Saved entries:
--*--
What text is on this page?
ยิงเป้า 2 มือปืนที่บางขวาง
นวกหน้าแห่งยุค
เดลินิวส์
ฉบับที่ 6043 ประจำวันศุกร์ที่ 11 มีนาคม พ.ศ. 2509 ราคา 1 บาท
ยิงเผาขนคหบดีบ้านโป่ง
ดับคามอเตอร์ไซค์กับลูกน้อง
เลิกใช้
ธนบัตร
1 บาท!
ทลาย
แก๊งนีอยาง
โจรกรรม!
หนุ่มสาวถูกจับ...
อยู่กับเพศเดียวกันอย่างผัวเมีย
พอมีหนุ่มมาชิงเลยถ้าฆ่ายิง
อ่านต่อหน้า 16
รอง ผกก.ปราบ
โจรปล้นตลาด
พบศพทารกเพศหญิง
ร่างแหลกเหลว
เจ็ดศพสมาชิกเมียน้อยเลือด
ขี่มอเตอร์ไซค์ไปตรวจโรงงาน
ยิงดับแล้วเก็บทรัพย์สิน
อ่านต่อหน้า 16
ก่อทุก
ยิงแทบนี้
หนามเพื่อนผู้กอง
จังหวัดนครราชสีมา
--*--
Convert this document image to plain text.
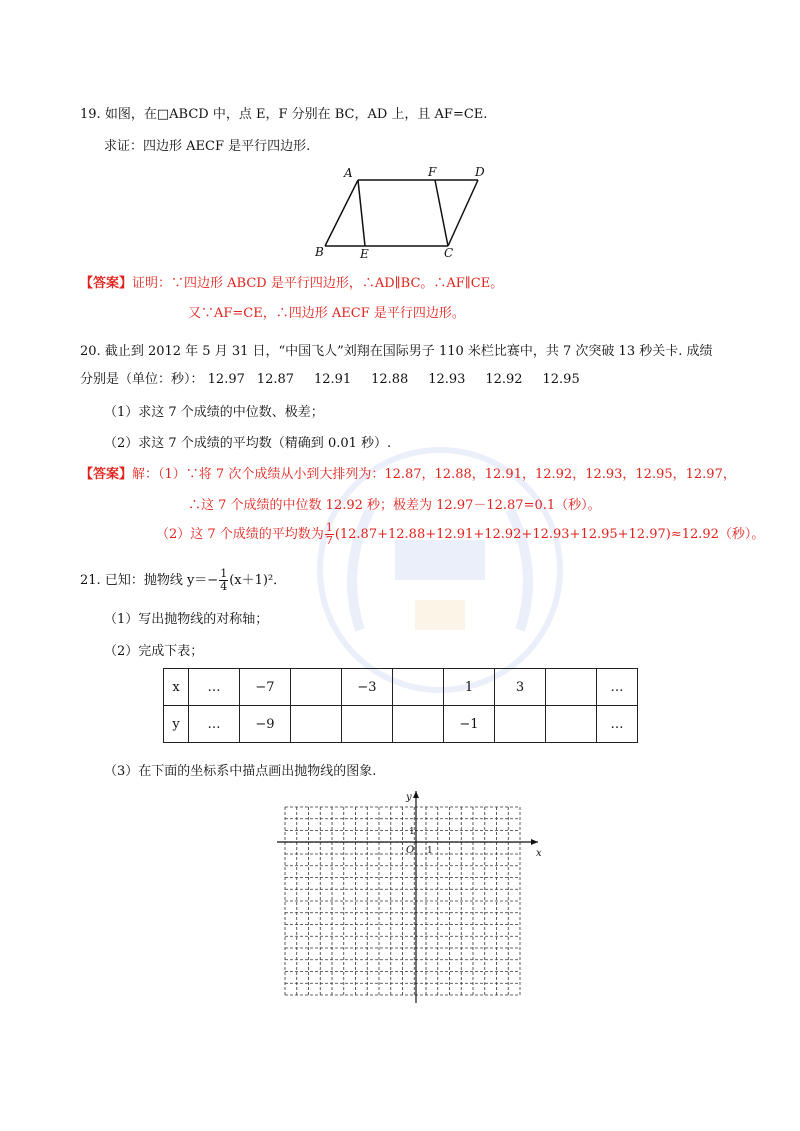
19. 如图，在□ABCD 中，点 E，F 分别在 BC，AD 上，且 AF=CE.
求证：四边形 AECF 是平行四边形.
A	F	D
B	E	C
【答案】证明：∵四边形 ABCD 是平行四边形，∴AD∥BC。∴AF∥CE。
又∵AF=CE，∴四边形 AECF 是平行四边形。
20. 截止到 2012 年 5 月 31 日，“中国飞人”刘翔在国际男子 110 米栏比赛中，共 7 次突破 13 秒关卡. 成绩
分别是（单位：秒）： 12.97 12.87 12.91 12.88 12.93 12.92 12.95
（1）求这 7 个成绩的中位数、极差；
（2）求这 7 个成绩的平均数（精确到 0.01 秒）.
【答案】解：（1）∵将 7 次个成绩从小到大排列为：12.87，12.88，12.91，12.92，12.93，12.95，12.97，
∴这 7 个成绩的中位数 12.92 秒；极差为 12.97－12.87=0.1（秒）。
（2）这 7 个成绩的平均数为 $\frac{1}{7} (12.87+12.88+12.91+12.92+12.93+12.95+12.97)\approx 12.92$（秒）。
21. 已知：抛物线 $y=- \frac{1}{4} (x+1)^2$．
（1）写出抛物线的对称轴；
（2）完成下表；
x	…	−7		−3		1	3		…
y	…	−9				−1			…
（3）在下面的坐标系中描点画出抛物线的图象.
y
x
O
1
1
--*--
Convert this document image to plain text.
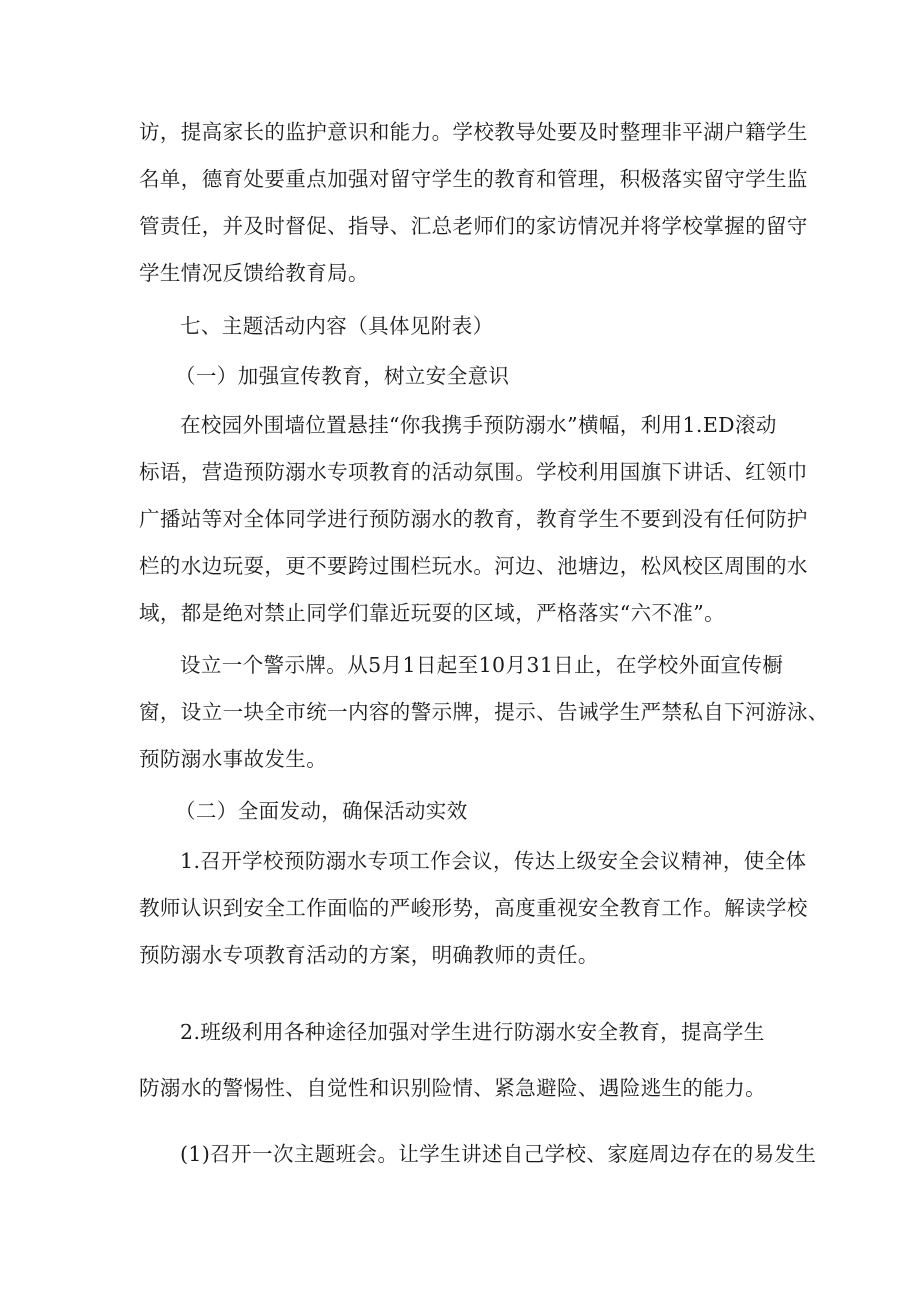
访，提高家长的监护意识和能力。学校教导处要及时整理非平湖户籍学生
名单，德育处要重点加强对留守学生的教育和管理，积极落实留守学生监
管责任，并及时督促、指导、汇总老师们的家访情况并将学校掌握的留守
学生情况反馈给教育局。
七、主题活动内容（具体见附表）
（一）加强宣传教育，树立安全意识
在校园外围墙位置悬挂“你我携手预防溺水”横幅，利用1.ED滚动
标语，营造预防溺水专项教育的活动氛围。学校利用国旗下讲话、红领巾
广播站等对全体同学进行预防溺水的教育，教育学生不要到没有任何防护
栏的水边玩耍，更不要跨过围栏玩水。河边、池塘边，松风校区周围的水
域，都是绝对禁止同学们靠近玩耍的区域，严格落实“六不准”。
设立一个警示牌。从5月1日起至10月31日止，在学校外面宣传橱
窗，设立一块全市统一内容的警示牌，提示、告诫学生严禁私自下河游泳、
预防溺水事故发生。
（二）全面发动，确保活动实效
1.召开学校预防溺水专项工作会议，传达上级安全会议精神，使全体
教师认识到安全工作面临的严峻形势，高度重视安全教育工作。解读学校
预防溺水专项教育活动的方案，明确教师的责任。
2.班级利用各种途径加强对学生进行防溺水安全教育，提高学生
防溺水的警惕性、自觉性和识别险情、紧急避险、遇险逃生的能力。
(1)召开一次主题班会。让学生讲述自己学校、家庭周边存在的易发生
--*--
• _WHAT IS REQUIRED_
Copy all lines from the material that contain "ABCD".

• _RESULT OF THE EXERCISE_
19. 如图，在□ABCD 中，点 E，F 分别在 BC，AD 上，且 AF=CE.
【答案】证明：∵四边形 ABCD 是平行四边形，∴AD∥BC。∴AF∥CE。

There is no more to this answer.